[Records from a data collection]
** start **

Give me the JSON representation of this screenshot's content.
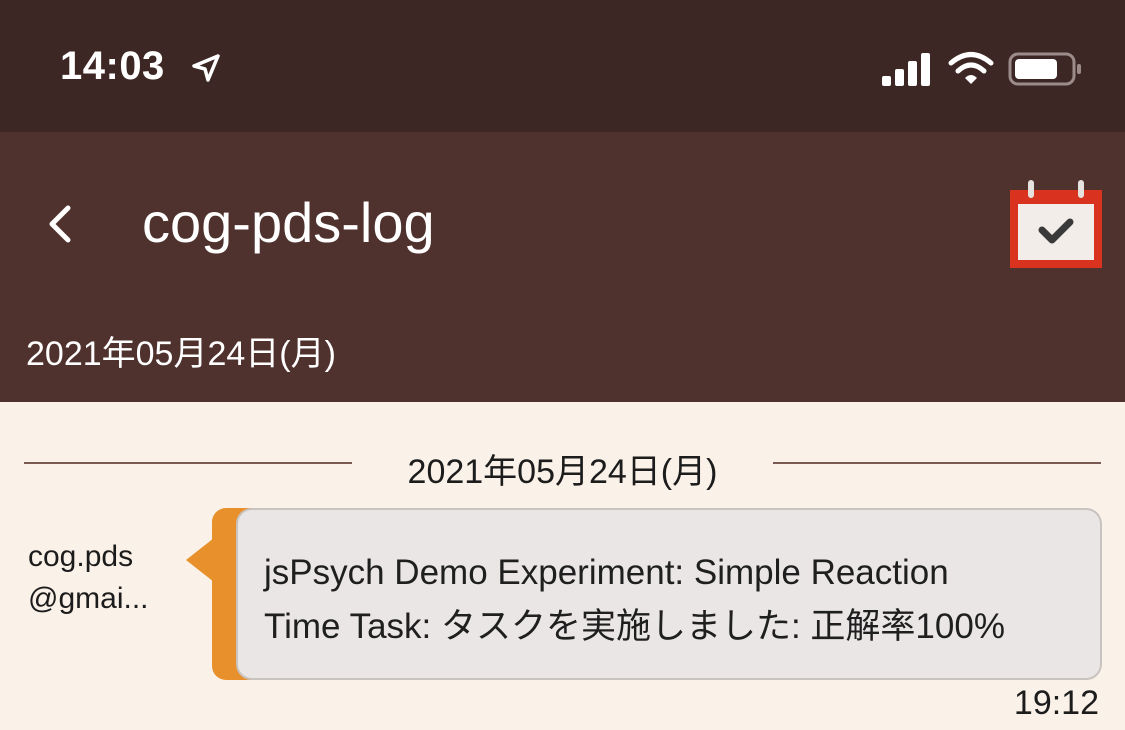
{
  "status_bar": {
    "time": "14:03",
    "icons": [
      "location-arrow-icon",
      "cellular-signal-icon",
      "wifi-icon",
      "battery-icon"
    ]
  },
  "header": {
    "back_icon": "chevron-left-icon",
    "title": "cog-pds-log",
    "calendar_icon": "calendar-check-icon",
    "subtitle": "2021年05月24日(月)"
  },
  "chat": {
    "divider_date": "2021年05月24日(月)",
    "messages": [
      {
        "sender_line1": "cog.pds",
        "sender_line2": "@gmai...",
        "text_line1": "jsPsych Demo Experiment: Simple Reaction",
        "text_line2": "Time Task: タスクを実施しました: 正解率100%",
        "time": "19:12"
      }
    ]
  },
  "colors": {
    "status_bar_bg": "#3d2725",
    "header_bg": "#4f322e",
    "content_bg": "#faf1e8",
    "bubble_accent": "#e8902c",
    "calendar_red": "#d9321f"
  }
}
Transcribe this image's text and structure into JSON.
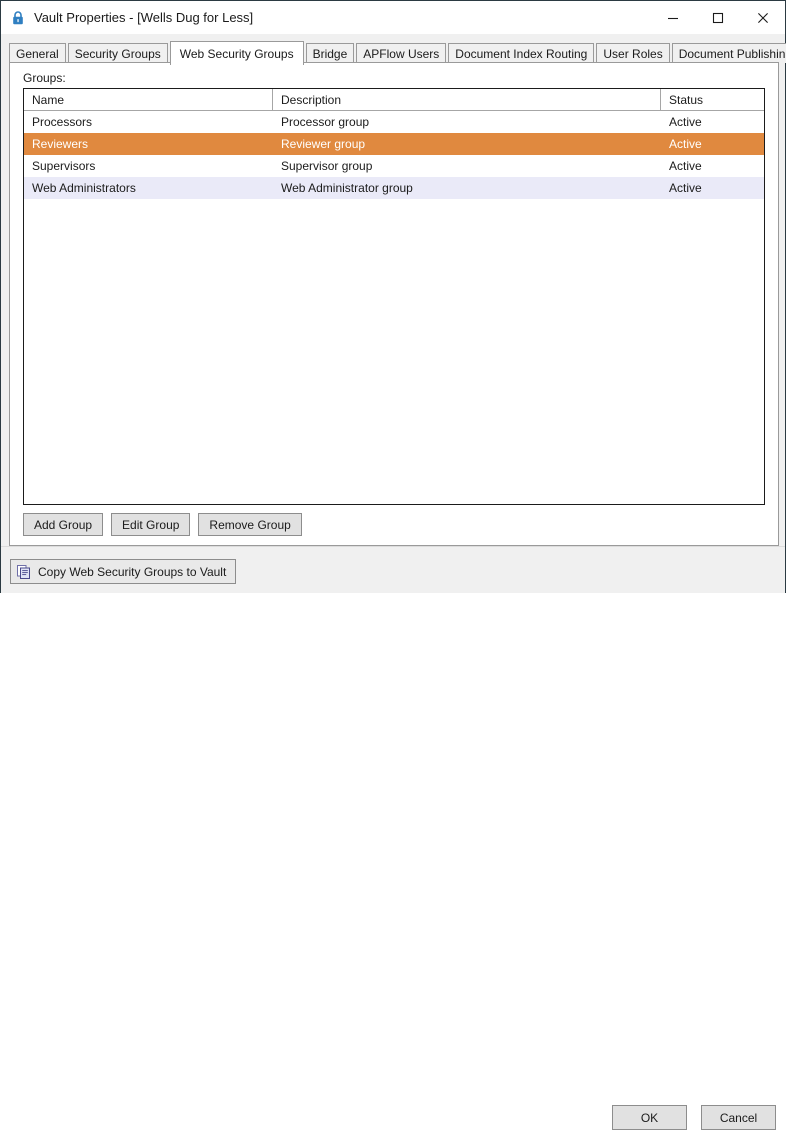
{
  "window": {
    "title": "Vault Properties - [Wells Dug for Less]",
    "lock_icon": "lock-icon",
    "controls": {
      "minimize": "minimize-icon",
      "maximize": "maximize-icon",
      "close": "close-icon"
    }
  },
  "tabs": [
    {
      "label": "General",
      "active": false
    },
    {
      "label": "Security Groups",
      "active": false
    },
    {
      "label": "Web Security Groups",
      "active": true
    },
    {
      "label": "Bridge",
      "active": false
    },
    {
      "label": "APFlow Users",
      "active": false
    },
    {
      "label": "Document Index Routing",
      "active": false
    },
    {
      "label": "User Roles",
      "active": false
    },
    {
      "label": "Document Publishing",
      "active": false
    }
  ],
  "page": {
    "groups_label": "Groups:",
    "grid": {
      "columns": [
        "Name",
        "Description",
        "Status"
      ],
      "rows": [
        {
          "name": "Processors",
          "description": "Processor group",
          "status": "Active",
          "state": "normal"
        },
        {
          "name": "Reviewers",
          "description": "Reviewer group",
          "status": "Active",
          "state": "selected"
        },
        {
          "name": "Supervisors",
          "description": "Supervisor group",
          "status": "Active",
          "state": "normal"
        },
        {
          "name": "Web Administrators",
          "description": "Web Administrator group",
          "status": "Active",
          "state": "highlight"
        }
      ]
    },
    "actions": {
      "add": "Add Group",
      "edit": "Edit Group",
      "remove": "Remove Group"
    }
  },
  "footer": {
    "copy_label": "Copy Web Security Groups to Vault",
    "copy_icon": "copy-icon",
    "ok": "OK",
    "cancel": "Cancel"
  },
  "colors": {
    "selection": "#e0893f",
    "row_highlight": "#eaeaf8",
    "dialog_bg": "#f0f0f0",
    "accent_lock": "#2f7fc1",
    "border": "#9a9a9a"
  }
}
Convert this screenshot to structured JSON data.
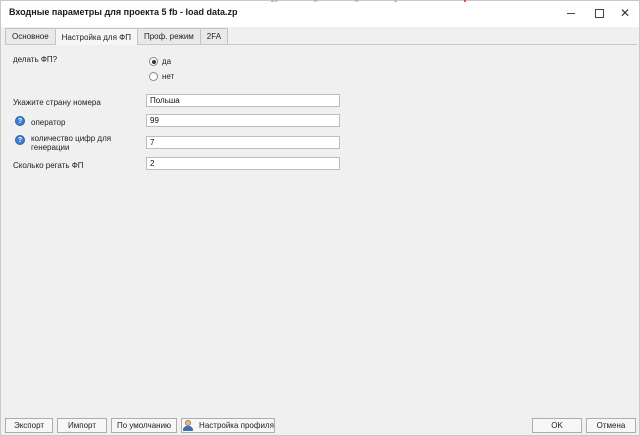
{
  "window": {
    "title": "Входные параметры для проекта 5 fb - load data.zp",
    "ghost_ticks": [
      "20",
      "0",
      "0",
      "1"
    ]
  },
  "tabs": [
    {
      "label": "Основное",
      "active": false
    },
    {
      "label": "Настройка для ФП",
      "active": true
    },
    {
      "label": "Проф. режим",
      "active": false
    },
    {
      "label": "2FA",
      "active": false
    }
  ],
  "form": {
    "make_fp_label": "делать ФП?",
    "options": [
      {
        "label": "да",
        "checked": true
      },
      {
        "label": "нет",
        "checked": false
      }
    ],
    "country_label": "Укажите страну номера",
    "country_value": "Польша",
    "operator_label": "оператор",
    "operator_value": "99",
    "digits_label": "количество цифр для генерации",
    "digits_value": "7",
    "reg_count_label": "Сколько регать ФП",
    "reg_count_value": "2"
  },
  "footer": {
    "export_label": "Экспорт",
    "import_label": "Импорт",
    "default_label": "По умолчанию",
    "profile_label": "Настройка профиля",
    "ok_label": "OK",
    "cancel_label": "Отмена"
  },
  "icons": {
    "help": "?",
    "close": "✕"
  },
  "colors": {
    "help_icon": "#3f7fd0",
    "tick_accent": "#e0522f"
  }
}
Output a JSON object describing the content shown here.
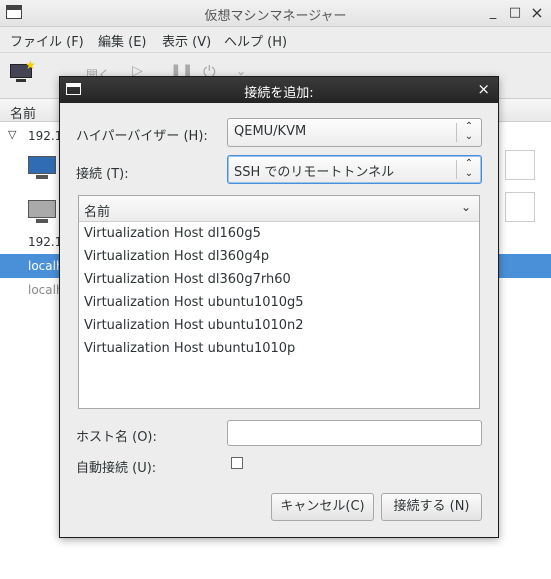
{
  "window": {
    "title": "仮想マシンマネージャー",
    "minimize": "_",
    "maximize": "□",
    "close": "×"
  },
  "menubar": [
    {
      "label": "ファイル (F)"
    },
    {
      "label": "編集 (E)"
    },
    {
      "label": "表示 (V)"
    },
    {
      "label": "ヘルプ (H)"
    }
  ],
  "toolbar": {
    "open_label": "開く"
  },
  "background_list": {
    "header": "名前",
    "group1": "192.1",
    "group2": "192.1",
    "item_selected": "localh",
    "item_other": "localh"
  },
  "dialog": {
    "title": "接続を追加:",
    "hypervisor_label": "ハイパーバイザー (H):",
    "hypervisor_value": "QEMU/KVM",
    "connection_label": "接続 (T):",
    "connection_value": "SSH でのリモートトンネル",
    "list_header": "名前",
    "hosts": [
      "Virtualization Host dl160g5",
      "Virtualization Host dl360g4p",
      "Virtualization Host dl360g7rh60",
      "Virtualization Host ubuntu1010g5",
      "Virtualization Host ubuntu1010n2",
      "Virtualization Host ubuntu1010p"
    ],
    "hostname_label": "ホスト名 (O):",
    "hostname_value": "",
    "autoconnect_label": "自動接続 (U):",
    "autoconnect_checked": false,
    "cancel_label": "キャンセル(C)",
    "connect_label": "接続する (N)"
  },
  "colors": {
    "selection": "#4a90d9",
    "dialog_title_bg": "#2b2b2b"
  }
}
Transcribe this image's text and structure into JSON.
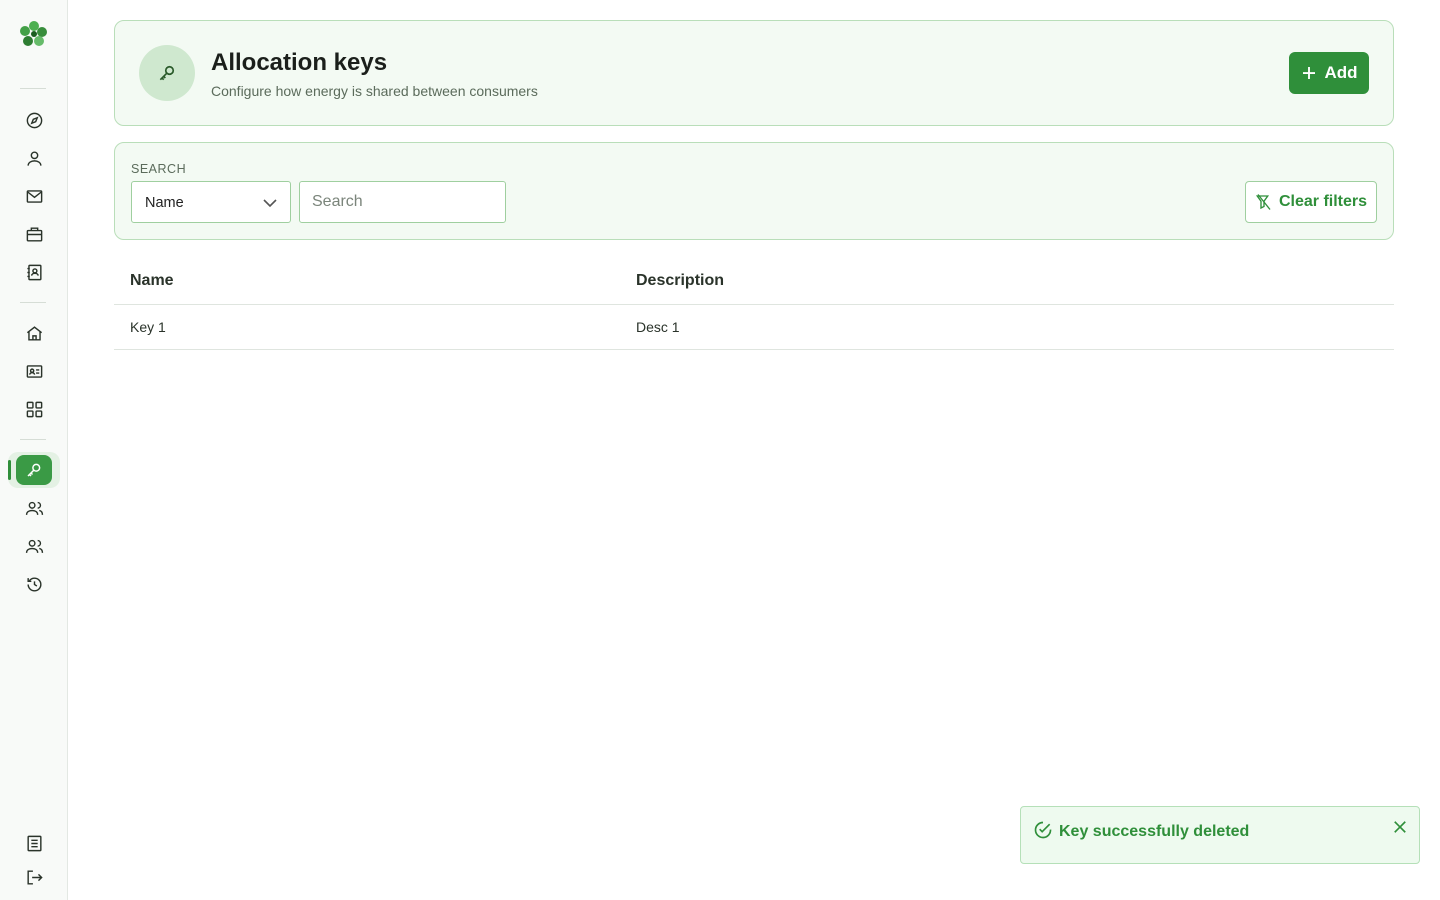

** end **

**Your task:** Copy the data word for word. Pictures do not go in the copy.

**Solution for this task:**
Give me the JSON representation of this screenshot's content.
{
  "status_bar": {
    "time": "14:03",
    "icons": [
      "location-arrow-icon",
      "cellular-signal-icon",
      "wifi-icon",
      "battery-icon"
    ]
  },
  "header": {
    "back_icon": "chevron-left-icon",
    "title": "cog-pds-log",
    "calendar_icon": "calendar-check-icon",
    "subtitle": "2021年05月24日(月)"
  },
  "chat": {
    "divider_date": "2021年05月24日(月)",
    "messages": [
      {
        "sender_line1": "cog.pds",
        "sender_line2": "@gmai...",
        "text_line1": "jsPsych Demo Experiment: Simple Reaction",
        "text_line2": "Time Task: タスクを実施しました: 正解率100%",
        "time": "19:12"
      }
    ]
  },
  "colors": {
    "status_bar_bg": "#3d2725",
    "header_bg": "#4f322e",
    "content_bg": "#faf1e8",
    "bubble_accent": "#e8902c",
    "calendar_red": "#d9321f"
  }
}
Transcribe this image's text and structure into JSON.
{
  "window": {
    "title": "Vault Properties - [Wells Dug for Less]",
    "lock_icon": "lock-icon",
    "controls": {
      "minimize": "minimize-icon",
      "maximize": "maximize-icon",
      "close": "close-icon"
    }
  },
  "tabs": [
    {
      "label": "General",
      "active": false
    },
    {
      "label": "Security Groups",
      "active": false
    },
    {
      "label": "Web Security Groups",
      "active": true
    },
    {
      "label": "Bridge",
      "active": false
    },
    {
      "label": "APFlow Users",
      "active": false
    },
    {
      "label": "Document Index Routing",
      "active": false
    },
    {
      "label": "User Roles",
      "active": false
    },
    {
      "label": "Document Publishing",
      "active": false
    }
  ],
  "page": {
    "groups_label": "Groups:",
    "grid": {
      "columns": [
        "Name",
        "Description",
        "Status"
      ],
      "rows": [
        {
          "name": "Processors",
          "description": "Processor group",
          "status": "Active",
          "state": "normal"
        },
        {
          "name": "Reviewers",
          "description": "Reviewer group",
          "status": "Active",
          "state": "selected"
        },
        {
          "name": "Supervisors",
          "description": "Supervisor group",
          "status": "Active",
          "state": "normal"
        },
        {
          "name": "Web Administrators",
          "description": "Web Administrator group",
          "status": "Active",
          "state": "highlight"
        }
      ]
    },
    "actions": {
      "add": "Add Group",
      "edit": "Edit Group",
      "remove": "Remove Group"
    }
  },
  "footer": {
    "copy_label": "Copy Web Security Groups to Vault",
    "copy_icon": "copy-icon",
    "ok": "OK",
    "cancel": "Cancel"
  },
  "colors": {
    "selection": "#e0893f",
    "row_highlight": "#eaeaf8",
    "dialog_bg": "#f0f0f0",
    "accent_lock": "#2f7fc1",
    "border": "#9a9a9a"
  }
}
Convert this screenshot to structured JSON data.
{
  "window": {
    "title": "Входные параметры для проекта 5 fb - load data.zp",
    "ghost_ticks": [
      "20",
      "0",
      "0",
      "1"
    ]
  },
  "tabs": [
    {
      "label": "Основное",
      "active": false
    },
    {
      "label": "Настройка для ФП",
      "active": true
    },
    {
      "label": "Проф. режим",
      "active": false
    },
    {
      "label": "2FA",
      "active": false
    }
  ],
  "form": {
    "make_fp_label": "делать ФП?",
    "options": [
      {
        "label": "да",
        "checked": true
      },
      {
        "label": "нет",
        "checked": false
      }
    ],
    "country_label": "Укажите страну номера",
    "country_value": "Польша",
    "operator_label": "оператор",
    "operator_value": "99",
    "digits_label": "количество цифр для генерации",
    "digits_value": "7",
    "reg_count_label": "Сколько регать ФП",
    "reg_count_value": "2"
  },
  "footer": {
    "export_label": "Экспорт",
    "import_label": "Импорт",
    "default_label": "По умолчанию",
    "profile_label": "Настройка профиля",
    "ok_label": "OK",
    "cancel_label": "Отмена"
  },
  "icons": {
    "help": "?",
    "close": "✕"
  },
  "colors": {
    "help_icon": "#3f7fd0",
    "tick_accent": "#e0522f"
  }
}
Output a JSON object describing the content shown here.
{
  "window": {
    "title": "仮想マシンマネージャー",
    "minimize": "_",
    "maximize": "□",
    "close": "×"
  },
  "menubar": [
    {
      "label": "ファイル (F)"
    },
    {
      "label": "編集 (E)"
    },
    {
      "label": "表示 (V)"
    },
    {
      "label": "ヘルプ (H)"
    }
  ],
  "toolbar": {
    "open_label": "開く"
  },
  "background_list": {
    "header": "名前",
    "group1": "192.1",
    "group2": "192.1",
    "item_selected": "localh",
    "item_other": "localh"
  },
  "dialog": {
    "title": "接続を追加:",
    "hypervisor_label": "ハイパーバイザー (H):",
    "hypervisor_value": "QEMU/KVM",
    "connection_label": "接続 (T):",
    "connection_value": "SSH でのリモートトンネル",
    "list_header": "名前",
    "hosts": [
      "Virtualization Host dl160g5",
      "Virtualization Host dl360g4p",
      "Virtualization Host dl360g7rh60",
      "Virtualization Host ubuntu1010g5",
      "Virtualization Host ubuntu1010n2",
      "Virtualization Host ubuntu1010p"
    ],
    "hostname_label": "ホスト名 (O):",
    "hostname_value": "",
    "autoconnect_label": "自動接続 (U):",
    "autoconnect_checked": false,
    "cancel_label": "キャンセル(C)",
    "connect_label": "接続する (N)"
  },
  "colors": {
    "selection": "#4a90d9",
    "dialog_title_bg": "#2b2b2b"
  }
}
Transcribe this image's text and structure into JSON.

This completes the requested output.